__RECORDED INFORMATION__:
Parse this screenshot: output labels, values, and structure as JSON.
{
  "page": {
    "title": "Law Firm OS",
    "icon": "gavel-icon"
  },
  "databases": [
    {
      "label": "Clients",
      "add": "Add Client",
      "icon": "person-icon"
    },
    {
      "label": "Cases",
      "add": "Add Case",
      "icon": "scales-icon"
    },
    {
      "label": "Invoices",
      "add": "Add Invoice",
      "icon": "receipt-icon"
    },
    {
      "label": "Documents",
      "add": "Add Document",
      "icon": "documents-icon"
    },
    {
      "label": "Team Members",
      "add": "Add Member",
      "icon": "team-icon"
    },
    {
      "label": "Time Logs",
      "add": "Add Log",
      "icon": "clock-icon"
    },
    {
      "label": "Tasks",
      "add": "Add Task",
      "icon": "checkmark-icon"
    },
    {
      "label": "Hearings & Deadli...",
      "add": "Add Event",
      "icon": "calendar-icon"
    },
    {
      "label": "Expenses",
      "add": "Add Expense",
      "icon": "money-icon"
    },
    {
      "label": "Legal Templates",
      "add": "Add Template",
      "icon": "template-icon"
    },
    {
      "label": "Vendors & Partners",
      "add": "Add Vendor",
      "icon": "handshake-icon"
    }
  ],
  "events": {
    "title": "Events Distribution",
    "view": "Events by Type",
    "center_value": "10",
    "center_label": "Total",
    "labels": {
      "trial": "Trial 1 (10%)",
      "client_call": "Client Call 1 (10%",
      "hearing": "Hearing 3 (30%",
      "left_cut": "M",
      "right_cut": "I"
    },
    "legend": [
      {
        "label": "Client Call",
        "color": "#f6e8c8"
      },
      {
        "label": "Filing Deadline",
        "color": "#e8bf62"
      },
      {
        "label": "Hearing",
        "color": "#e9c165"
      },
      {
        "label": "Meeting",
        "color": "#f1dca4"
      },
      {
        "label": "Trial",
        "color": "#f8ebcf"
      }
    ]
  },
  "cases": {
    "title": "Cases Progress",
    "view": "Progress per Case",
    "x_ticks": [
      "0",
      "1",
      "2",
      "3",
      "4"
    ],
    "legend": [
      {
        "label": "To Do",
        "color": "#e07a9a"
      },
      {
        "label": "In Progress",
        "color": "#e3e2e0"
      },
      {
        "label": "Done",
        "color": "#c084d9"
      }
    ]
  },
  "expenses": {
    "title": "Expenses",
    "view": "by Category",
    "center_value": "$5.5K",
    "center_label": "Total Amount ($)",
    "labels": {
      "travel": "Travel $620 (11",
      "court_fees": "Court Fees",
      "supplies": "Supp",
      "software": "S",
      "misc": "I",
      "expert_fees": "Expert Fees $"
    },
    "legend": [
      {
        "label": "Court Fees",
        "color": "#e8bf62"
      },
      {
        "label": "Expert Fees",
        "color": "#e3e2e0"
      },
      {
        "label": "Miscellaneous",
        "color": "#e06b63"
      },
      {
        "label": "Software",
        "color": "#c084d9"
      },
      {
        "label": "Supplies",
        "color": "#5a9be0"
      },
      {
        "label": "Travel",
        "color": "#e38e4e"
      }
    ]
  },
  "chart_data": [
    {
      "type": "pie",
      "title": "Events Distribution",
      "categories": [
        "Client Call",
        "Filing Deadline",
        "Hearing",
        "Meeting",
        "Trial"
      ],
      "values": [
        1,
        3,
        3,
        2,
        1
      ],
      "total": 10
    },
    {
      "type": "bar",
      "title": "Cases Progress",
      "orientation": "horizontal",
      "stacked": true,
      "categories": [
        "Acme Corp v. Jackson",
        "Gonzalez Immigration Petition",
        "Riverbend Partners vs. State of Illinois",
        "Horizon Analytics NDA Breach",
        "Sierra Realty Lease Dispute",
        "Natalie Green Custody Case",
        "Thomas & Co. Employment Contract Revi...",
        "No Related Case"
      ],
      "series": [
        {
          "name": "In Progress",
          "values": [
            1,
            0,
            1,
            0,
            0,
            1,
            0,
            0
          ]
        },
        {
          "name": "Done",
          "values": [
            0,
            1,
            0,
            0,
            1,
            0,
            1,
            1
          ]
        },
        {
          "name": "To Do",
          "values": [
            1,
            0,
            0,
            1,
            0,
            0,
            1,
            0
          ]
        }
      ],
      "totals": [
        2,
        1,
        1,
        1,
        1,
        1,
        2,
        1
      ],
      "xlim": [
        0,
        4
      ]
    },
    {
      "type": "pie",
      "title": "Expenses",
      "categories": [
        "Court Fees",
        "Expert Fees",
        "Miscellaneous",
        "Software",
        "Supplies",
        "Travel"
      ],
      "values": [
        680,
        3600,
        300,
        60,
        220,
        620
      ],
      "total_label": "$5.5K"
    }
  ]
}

__DIRECTIONS__: Retype all the material above precisely, with no line left out.

__SOLUTION__:
Parse this screenshot: output labels, values, and structure as JSON.
{
  "page": {
    "title": "Law Firm OS",
    "icon": "gavel-icon"
  },
  "databases": [
    {
      "label": "Clients",
      "add": "Add Client",
      "icon": "person-icon"
    },
    {
      "label": "Cases",
      "add": "Add Case",
      "icon": "scales-icon"
    },
    {
      "label": "Invoices",
      "add": "Add Invoice",
      "icon": "receipt-icon"
    },
    {
      "label": "Documents",
      "add": "Add Document",
      "icon": "documents-icon"
    },
    {
      "label": "Team Members",
      "add": "Add Member",
      "icon": "team-icon"
    },
    {
      "label": "Time Logs",
      "add": "Add Log",
      "icon": "clock-icon"
    },
    {
      "label": "Tasks",
      "add": "Add Task",
      "icon": "checkmark-icon"
    },
    {
      "label": "Hearings & Deadli...",
      "add": "Add Event",
      "icon": "calendar-icon"
    },
    {
      "label": "Expenses",
      "add": "Add Expense",
      "icon": "money-icon"
    },
    {
      "label": "Legal Templates",
      "add": "Add Template",
      "icon": "template-icon"
    },
    {
      "label": "Vendors & Partners",
      "add": "Add Vendor",
      "icon": "handshake-icon"
    }
  ],
  "events": {
    "title": "Events Distribution",
    "view": "Events by Type",
    "center_value": "10",
    "center_label": "Total",
    "labels": {
      "trial": "Trial 1 (10%)",
      "client_call": "Client Call 1 (10%",
      "hearing": "Hearing 3 (30%",
      "left_cut": "M",
      "right_cut": "I"
    },
    "legend": [
      {
        "label": "Client Call",
        "color": "#f6e8c8"
      },
      {
        "label": "Filing Deadline",
        "color": "#e8bf62"
      },
      {
        "label": "Hearing",
        "color": "#e9c165"
      },
      {
        "label": "Meeting",
        "color": "#f1dca4"
      },
      {
        "label": "Trial",
        "color": "#f8ebcf"
      }
    ]
  },
  "cases": {
    "title": "Cases Progress",
    "view": "Progress per Case",
    "x_ticks": [
      "0",
      "1",
      "2",
      "3",
      "4"
    ],
    "legend": [
      {
        "label": "To Do",
        "color": "#e07a9a"
      },
      {
        "label": "In Progress",
        "color": "#e3e2e0"
      },
      {
        "label": "Done",
        "color": "#c084d9"
      }
    ]
  },
  "expenses": {
    "title": "Expenses",
    "view": "by Category",
    "center_value": "$5.5K",
    "center_label": "Total Amount ($)",
    "labels": {
      "travel": "Travel $620 (11",
      "court_fees": "Court Fees",
      "supplies": "Supp",
      "software": "S",
      "misc": "I",
      "expert_fees": "Expert Fees $"
    },
    "legend": [
      {
        "label": "Court Fees",
        "color": "#e8bf62"
      },
      {
        "label": "Expert Fees",
        "color": "#e3e2e0"
      },
      {
        "label": "Miscellaneous",
        "color": "#e06b63"
      },
      {
        "label": "Software",
        "color": "#c084d9"
      },
      {
        "label": "Supplies",
        "color": "#5a9be0"
      },
      {
        "label": "Travel",
        "color": "#e38e4e"
      }
    ]
  },
  "chart_data": [
    {
      "type": "pie",
      "title": "Events Distribution",
      "categories": [
        "Client Call",
        "Filing Deadline",
        "Hearing",
        "Meeting",
        "Trial"
      ],
      "values": [
        1,
        3,
        3,
        2,
        1
      ],
      "total": 10
    },
    {
      "type": "bar",
      "title": "Cases Progress",
      "orientation": "horizontal",
      "stacked": true,
      "categories": [
        "Acme Corp v. Jackson",
        "Gonzalez Immigration Petition",
        "Riverbend Partners vs. State of Illinois",
        "Horizon Analytics NDA Breach",
        "Sierra Realty Lease Dispute",
        "Natalie Green Custody Case",
        "Thomas & Co. Employment Contract Revi...",
        "No Related Case"
      ],
      "series": [
        {
          "name": "In Progress",
          "values": [
            1,
            0,
            1,
            0,
            0,
            1,
            0,
            0
          ]
        },
        {
          "name": "Done",
          "values": [
            0,
            1,
            0,
            0,
            1,
            0,
            1,
            1
          ]
        },
        {
          "name": "To Do",
          "values": [
            1,
            0,
            0,
            1,
            0,
            0,
            1,
            0
          ]
        }
      ],
      "totals": [
        2,
        1,
        1,
        1,
        1,
        1,
        2,
        1
      ],
      "xlim": [
        0,
        4
      ]
    },
    {
      "type": "pie",
      "title": "Expenses",
      "categories": [
        "Court Fees",
        "Expert Fees",
        "Miscellaneous",
        "Software",
        "Supplies",
        "Travel"
      ],
      "values": [
        680,
        3600,
        300,
        60,
        220,
        620
      ],
      "total_label": "$5.5K"
    }
  ]
}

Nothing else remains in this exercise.